### Supplied material ###

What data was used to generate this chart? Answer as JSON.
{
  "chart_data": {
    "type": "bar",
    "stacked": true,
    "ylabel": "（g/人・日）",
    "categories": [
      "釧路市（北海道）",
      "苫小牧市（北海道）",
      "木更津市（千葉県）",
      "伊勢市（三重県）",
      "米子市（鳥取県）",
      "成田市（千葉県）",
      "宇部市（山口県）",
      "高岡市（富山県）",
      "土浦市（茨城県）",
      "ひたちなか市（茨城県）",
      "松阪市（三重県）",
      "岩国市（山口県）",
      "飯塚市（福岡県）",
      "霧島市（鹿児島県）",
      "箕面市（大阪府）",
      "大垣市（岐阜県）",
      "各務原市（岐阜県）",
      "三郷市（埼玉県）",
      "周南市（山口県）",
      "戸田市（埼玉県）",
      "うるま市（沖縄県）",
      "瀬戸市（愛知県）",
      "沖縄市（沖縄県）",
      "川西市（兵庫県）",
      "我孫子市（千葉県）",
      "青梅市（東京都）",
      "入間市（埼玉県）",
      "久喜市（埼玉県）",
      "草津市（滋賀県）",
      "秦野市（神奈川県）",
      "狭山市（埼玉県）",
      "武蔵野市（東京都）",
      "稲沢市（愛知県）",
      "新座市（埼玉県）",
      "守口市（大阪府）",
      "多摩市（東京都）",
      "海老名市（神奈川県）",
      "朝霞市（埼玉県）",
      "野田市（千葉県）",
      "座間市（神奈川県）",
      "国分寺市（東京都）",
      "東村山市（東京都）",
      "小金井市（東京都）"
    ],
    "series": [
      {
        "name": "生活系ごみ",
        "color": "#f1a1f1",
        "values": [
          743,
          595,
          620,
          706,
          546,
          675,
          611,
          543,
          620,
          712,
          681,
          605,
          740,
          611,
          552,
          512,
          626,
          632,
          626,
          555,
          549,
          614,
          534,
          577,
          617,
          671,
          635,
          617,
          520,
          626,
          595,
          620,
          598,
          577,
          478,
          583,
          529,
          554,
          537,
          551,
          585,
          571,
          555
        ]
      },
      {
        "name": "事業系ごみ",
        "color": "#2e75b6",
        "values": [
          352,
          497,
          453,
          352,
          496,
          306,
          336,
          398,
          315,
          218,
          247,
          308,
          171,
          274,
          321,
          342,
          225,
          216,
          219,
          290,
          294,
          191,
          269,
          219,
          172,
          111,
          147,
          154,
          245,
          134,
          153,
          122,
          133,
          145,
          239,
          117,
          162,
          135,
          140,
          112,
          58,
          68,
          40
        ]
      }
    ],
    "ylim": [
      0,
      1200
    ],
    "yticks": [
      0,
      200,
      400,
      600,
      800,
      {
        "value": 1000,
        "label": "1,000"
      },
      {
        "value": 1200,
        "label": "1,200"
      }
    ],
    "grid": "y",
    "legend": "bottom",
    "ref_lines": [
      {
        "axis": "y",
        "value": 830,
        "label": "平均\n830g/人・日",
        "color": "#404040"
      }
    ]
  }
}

###

Aim of the task: Extract every record. Keep wording exact.

Answer to the task:
What data was used to generate this chart? Answer as JSON.
{
  "chart_data": {
    "type": "bar",
    "stacked": true,
    "ylabel": "（g/人・日）",
    "categories": [
      "釧路市（北海道）",
      "苫小牧市（北海道）",
      "木更津市（千葉県）",
      "伊勢市（三重県）",
      "米子市（鳥取県）",
      "成田市（千葉県）",
      "宇部市（山口県）",
      "高岡市（富山県）",
      "土浦市（茨城県）",
      "ひたちなか市（茨城県）",
      "松阪市（三重県）",
      "岩国市（山口県）",
      "飯塚市（福岡県）",
      "霧島市（鹿児島県）",
      "箕面市（大阪府）",
      "大垣市（岐阜県）",
      "各務原市（岐阜県）",
      "三郷市（埼玉県）",
      "周南市（山口県）",
      "戸田市（埼玉県）",
      "うるま市（沖縄県）",
      "瀬戸市（愛知県）",
      "沖縄市（沖縄県）",
      "川西市（兵庫県）",
      "我孫子市（千葉県）",
      "青梅市（東京都）",
      "入間市（埼玉県）",
      "久喜市（埼玉県）",
      "草津市（滋賀県）",
      "秦野市（神奈川県）",
      "狭山市（埼玉県）",
      "武蔵野市（東京都）",
      "稲沢市（愛知県）",
      "新座市（埼玉県）",
      "守口市（大阪府）",
      "多摩市（東京都）",
      "海老名市（神奈川県）",
      "朝霞市（埼玉県）",
      "野田市（千葉県）",
      "座間市（神奈川県）",
      "国分寺市（東京都）",
      "東村山市（東京都）",
      "小金井市（東京都）"
    ],
    "series": [
      {
        "name": "生活系ごみ",
        "color": "#f1a1f1",
        "values": [
          743,
          595,
          620,
          706,
          546,
          675,
          611,
          543,
          620,
          712,
          681,
          605,
          740,
          611,
          552,
          512,
          626,
          632,
          626,
          555,
          549,
          614,
          534,
          577,
          617,
          671,
          635,
          617,
          520,
          626,
          595,
          620,
          598,
          577,
          478,
          583,
          529,
          554,
          537,
          551,
          585,
          571,
          555
        ]
      },
      {
        "name": "事業系ごみ",
        "color": "#2e75b6",
        "values": [
          352,
          497,
          453,
          352,
          496,
          306,
          336,
          398,
          315,
          218,
          247,
          308,
          171,
          274,
          321,
          342,
          225,
          216,
          219,
          290,
          294,
          191,
          269,
          219,
          172,
          111,
          147,
          154,
          245,
          134,
          153,
          122,
          133,
          145,
          239,
          117,
          162,
          135,
          140,
          112,
          58,
          68,
          40
        ]
      }
    ],
    "ylim": [
      0,
      1200
    ],
    "yticks": [
      0,
      200,
      400,
      600,
      800,
      {
        "value": 1000,
        "label": "1,000"
      },
      {
        "value": 1200,
        "label": "1,200"
      }
    ],
    "grid": "y",
    "legend": "bottom",
    "ref_lines": [
      {
        "axis": "y",
        "value": 830,
        "label": "平均\n830g/人・日",
        "color": "#404040"
      }
    ]
  }
}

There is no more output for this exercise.